Your task: Set down each line of the material that follows, exactly, with no pictures.

— BEGIN —

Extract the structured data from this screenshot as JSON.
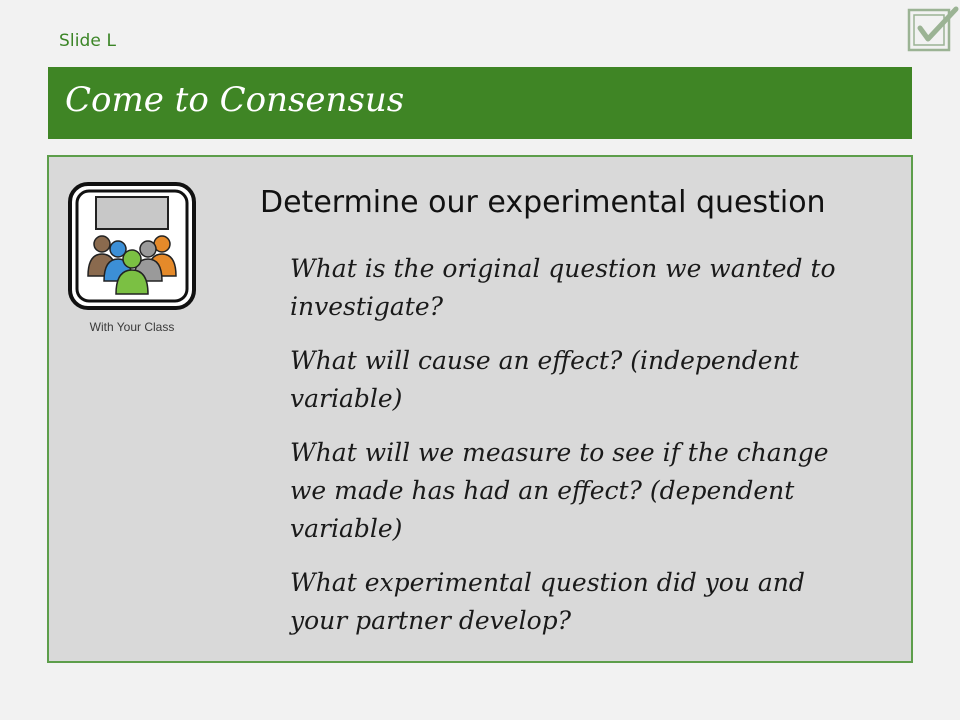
{
  "slide": {
    "label": "Slide L",
    "title": "Come to Consensus"
  },
  "icon": {
    "name": "class-group-icon",
    "caption": "With Your Class",
    "logo": "checkbox-check-icon"
  },
  "content": {
    "heading": "Determine our experimental question",
    "questions": [
      "What is the original question we wanted to investigate?",
      "What will cause an effect? (independent variable)",
      "What will we measure to see if the change we made has had an effect? (dependent variable)",
      "What experimental question did you and your partner develop?"
    ]
  },
  "colors": {
    "accent_green": "#3f8525",
    "panel_gray": "#d9d9d9",
    "panel_border": "#5d9e4b",
    "background": "#f2f2f2"
  }
}
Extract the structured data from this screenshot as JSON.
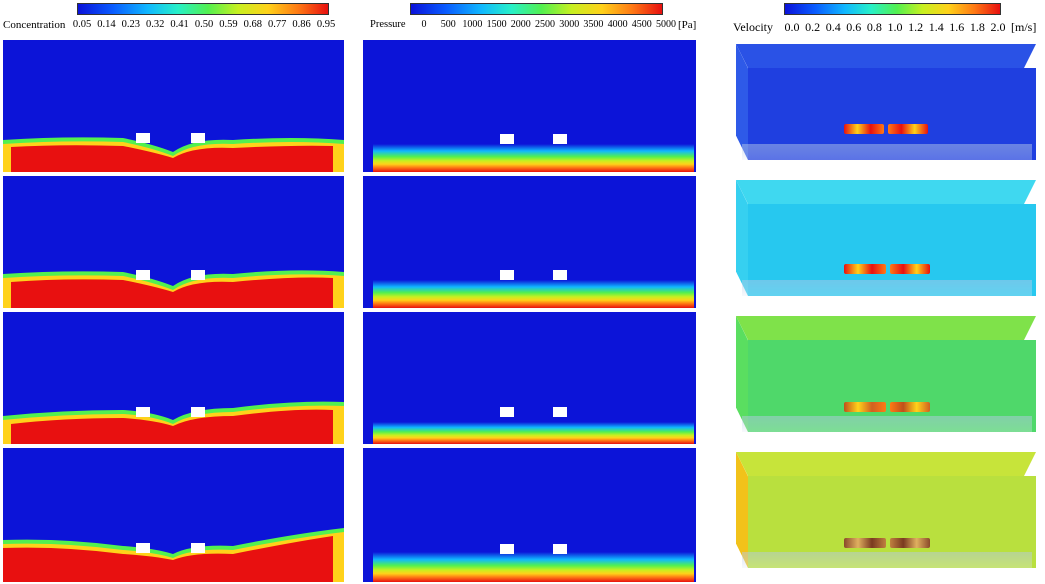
{
  "legends": {
    "concentration": {
      "label": "Concentration",
      "ticks": [
        "0.05",
        "0.14",
        "0.23",
        "0.32",
        "0.41",
        "0.50",
        "0.59",
        "0.68",
        "0.77",
        "0.86",
        "0.95"
      ]
    },
    "pressure": {
      "label": "Pressure",
      "ticks": [
        "0",
        "500",
        "1000",
        "1500",
        "2000",
        "2500",
        "3000",
        "3500",
        "4000",
        "4500",
        "5000"
      ],
      "unit": "[Pa]"
    },
    "velocity": {
      "label": "Velocity",
      "ticks": [
        "0.0",
        "0.2",
        "0.4",
        "0.6",
        "0.8",
        "1.0",
        "1.2",
        "1.4",
        "1.6",
        "1.8",
        "2.0"
      ],
      "unit": "[m/s]"
    }
  },
  "colormap": [
    "#0b12d9",
    "#0a5cff",
    "#10b8ff",
    "#27f0c8",
    "#52f050",
    "#c7f020",
    "#ffd21a",
    "#ff7a14",
    "#e81010"
  ],
  "velocity_box_colors": [
    {
      "top": "#2a52e6",
      "front": "#1f3fe0",
      "side": "#2e5ae8"
    },
    {
      "top": "#3fd8f0",
      "front": "#27c8ef",
      "side": "#36d0f0"
    },
    {
      "top": "#7fe24a",
      "front": "#4fd86a",
      "side": "#5ade60"
    },
    {
      "top": "#c7e43a",
      "front": "#b9e03e",
      "side": "#f2c21a"
    }
  ]
}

— END —

Expected output:
Extract the structured data from this screenshot as JSON.
{
  "slide": {
    "label": "Slide L",
    "title": "Come to Consensus"
  },
  "icon": {
    "name": "class-group-icon",
    "caption": "With Your Class",
    "logo": "checkbox-check-icon"
  },
  "content": {
    "heading": "Determine our experimental question",
    "questions": [
      "What is the original question we wanted to investigate?",
      "What will cause an effect? (independent variable)",
      "What will we measure to see if the change we made has had an effect? (dependent variable)",
      "What experimental question did you and your partner develop?"
    ]
  },
  "colors": {
    "accent_green": "#3f8525",
    "panel_gray": "#d9d9d9",
    "panel_border": "#5d9e4b",
    "background": "#f2f2f2"
  }
}
Extract the structured data from this screenshot as JSON.
{
  "legends": {
    "concentration": {
      "label": "Concentration",
      "ticks": [
        "0.05",
        "0.14",
        "0.23",
        "0.32",
        "0.41",
        "0.50",
        "0.59",
        "0.68",
        "0.77",
        "0.86",
        "0.95"
      ]
    },
    "pressure": {
      "label": "Pressure",
      "ticks": [
        "0",
        "500",
        "1000",
        "1500",
        "2000",
        "2500",
        "3000",
        "3500",
        "4000",
        "4500",
        "5000"
      ],
      "unit": "[Pa]"
    },
    "velocity": {
      "label": "Velocity",
      "ticks": [
        "0.0",
        "0.2",
        "0.4",
        "0.6",
        "0.8",
        "1.0",
        "1.2",
        "1.4",
        "1.6",
        "1.8",
        "2.0"
      ],
      "unit": "[m/s]"
    }
  },
  "colormap": [
    "#0b12d9",
    "#0a5cff",
    "#10b8ff",
    "#27f0c8",
    "#52f050",
    "#c7f020",
    "#ffd21a",
    "#ff7a14",
    "#e81010"
  ],
  "velocity_box_colors": [
    {
      "top": "#2a52e6",
      "front": "#1f3fe0",
      "side": "#2e5ae8"
    },
    {
      "top": "#3fd8f0",
      "front": "#27c8ef",
      "side": "#36d0f0"
    },
    {
      "top": "#7fe24a",
      "front": "#4fd86a",
      "side": "#5ade60"
    },
    {
      "top": "#c7e43a",
      "front": "#b9e03e",
      "side": "#f2c21a"
    }
  ]
}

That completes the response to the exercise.